(Collected data)
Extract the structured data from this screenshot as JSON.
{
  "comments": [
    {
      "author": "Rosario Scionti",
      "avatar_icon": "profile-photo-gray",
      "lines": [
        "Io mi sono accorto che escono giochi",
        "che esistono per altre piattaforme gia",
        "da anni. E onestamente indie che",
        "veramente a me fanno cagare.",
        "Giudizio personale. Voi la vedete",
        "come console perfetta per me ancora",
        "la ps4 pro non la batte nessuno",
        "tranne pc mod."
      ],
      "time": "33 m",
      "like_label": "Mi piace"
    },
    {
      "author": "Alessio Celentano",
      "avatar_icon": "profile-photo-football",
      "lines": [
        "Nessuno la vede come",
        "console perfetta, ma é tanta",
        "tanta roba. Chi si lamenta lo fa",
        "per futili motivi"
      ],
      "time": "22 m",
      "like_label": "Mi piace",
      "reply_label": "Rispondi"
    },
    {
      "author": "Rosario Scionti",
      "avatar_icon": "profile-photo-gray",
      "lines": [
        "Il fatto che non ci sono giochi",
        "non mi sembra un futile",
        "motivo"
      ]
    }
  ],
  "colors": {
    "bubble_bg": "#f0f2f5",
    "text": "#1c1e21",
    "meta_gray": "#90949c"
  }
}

INSTRUCTIONS FOR THE TASK
Extract the listing in its entirety and repeat it exactly.

RESPONSE TO THE TASK
Extract the structured data from this screenshot as JSON.
{
  "comments": [
    {
      "author": "Rosario Scionti",
      "avatar_icon": "profile-photo-gray",
      "lines": [
        "Io mi sono accorto che escono giochi",
        "che esistono per altre piattaforme gia",
        "da anni. E onestamente indie che",
        "veramente a me fanno cagare.",
        "Giudizio personale. Voi la vedete",
        "come console perfetta per me ancora",
        "la ps4 pro non la batte nessuno",
        "tranne pc mod."
      ],
      "time": "33 m",
      "like_label": "Mi piace"
    },
    {
      "author": "Alessio Celentano",
      "avatar_icon": "profile-photo-football",
      "lines": [
        "Nessuno la vede come",
        "console perfetta, ma é tanta",
        "tanta roba. Chi si lamenta lo fa",
        "per futili motivi"
      ],
      "time": "22 m",
      "like_label": "Mi piace",
      "reply_label": "Rispondi"
    },
    {
      "author": "Rosario Scionti",
      "avatar_icon": "profile-photo-gray",
      "lines": [
        "Il fatto che non ci sono giochi",
        "non mi sembra un futile",
        "motivo"
      ]
    }
  ],
  "colors": {
    "bubble_bg": "#f0f2f5",
    "text": "#1c1e21",
    "meta_gray": "#90949c"
  }
}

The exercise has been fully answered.